**Work to be completed**
Write out the listing below again, precisely as it is given.

━━━━━━━━━━━━━━━━

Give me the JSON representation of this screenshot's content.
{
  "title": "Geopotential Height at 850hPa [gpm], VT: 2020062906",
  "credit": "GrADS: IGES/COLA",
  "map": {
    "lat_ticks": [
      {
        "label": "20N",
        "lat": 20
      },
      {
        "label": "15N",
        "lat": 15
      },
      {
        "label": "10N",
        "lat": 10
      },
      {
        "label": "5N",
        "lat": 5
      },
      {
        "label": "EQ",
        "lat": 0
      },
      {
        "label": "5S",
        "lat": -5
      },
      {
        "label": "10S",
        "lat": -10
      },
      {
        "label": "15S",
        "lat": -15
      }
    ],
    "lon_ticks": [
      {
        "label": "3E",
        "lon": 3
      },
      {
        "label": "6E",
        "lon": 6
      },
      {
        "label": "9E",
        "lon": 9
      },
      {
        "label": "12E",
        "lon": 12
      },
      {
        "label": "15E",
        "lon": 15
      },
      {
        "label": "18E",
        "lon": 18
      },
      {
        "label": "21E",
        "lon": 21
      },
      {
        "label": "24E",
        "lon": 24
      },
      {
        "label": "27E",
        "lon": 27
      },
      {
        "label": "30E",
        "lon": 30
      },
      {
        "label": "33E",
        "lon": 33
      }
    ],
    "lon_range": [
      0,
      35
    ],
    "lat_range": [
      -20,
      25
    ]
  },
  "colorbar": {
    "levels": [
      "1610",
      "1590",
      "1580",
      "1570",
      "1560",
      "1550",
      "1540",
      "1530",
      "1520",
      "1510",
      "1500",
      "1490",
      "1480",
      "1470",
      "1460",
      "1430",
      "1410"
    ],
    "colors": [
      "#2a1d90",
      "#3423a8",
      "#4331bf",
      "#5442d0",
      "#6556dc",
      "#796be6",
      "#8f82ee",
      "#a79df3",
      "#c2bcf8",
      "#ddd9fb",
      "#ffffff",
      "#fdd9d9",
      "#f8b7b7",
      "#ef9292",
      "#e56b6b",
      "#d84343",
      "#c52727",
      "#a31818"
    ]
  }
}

━━━━━━━━━━━━━━━━

**In response**
Give me the JSON representation of this screenshot's content.
{
  "title": "Geopotential Height at 850hPa [gpm], VT: 2020062906",
  "credit": "GrADS: IGES/COLA",
  "map": {
    "lat_ticks": [
      {
        "label": "20N",
        "lat": 20
      },
      {
        "label": "15N",
        "lat": 15
      },
      {
        "label": "10N",
        "lat": 10
      },
      {
        "label": "5N",
        "lat": 5
      },
      {
        "label": "EQ",
        "lat": 0
      },
      {
        "label": "5S",
        "lat": -5
      },
      {
        "label": "10S",
        "lat": -10
      },
      {
        "label": "15S",
        "lat": -15
      }
    ],
    "lon_ticks": [
      {
        "label": "3E",
        "lon": 3
      },
      {
        "label": "6E",
        "lon": 6
      },
      {
        "label": "9E",
        "lon": 9
      },
      {
        "label": "12E",
        "lon": 12
      },
      {
        "label": "15E",
        "lon": 15
      },
      {
        "label": "18E",
        "lon": 18
      },
      {
        "label": "21E",
        "lon": 21
      },
      {
        "label": "24E",
        "lon": 24
      },
      {
        "label": "27E",
        "lon": 27
      },
      {
        "label": "30E",
        "lon": 30
      },
      {
        "label": "33E",
        "lon": 33
      }
    ],
    "lon_range": [
      0,
      35
    ],
    "lat_range": [
      -20,
      25
    ]
  },
  "colorbar": {
    "levels": [
      "1610",
      "1590",
      "1580",
      "1570",
      "1560",
      "1550",
      "1540",
      "1530",
      "1520",
      "1510",
      "1500",
      "1490",
      "1480",
      "1470",
      "1460",
      "1430",
      "1410"
    ],
    "colors": [
      "#2a1d90",
      "#3423a8",
      "#4331bf",
      "#5442d0",
      "#6556dc",
      "#796be6",
      "#8f82ee",
      "#a79df3",
      "#c2bcf8",
      "#ddd9fb",
      "#ffffff",
      "#fdd9d9",
      "#f8b7b7",
      "#ef9292",
      "#e56b6b",
      "#d84343",
      "#c52727",
      "#a31818"
    ]
  }
}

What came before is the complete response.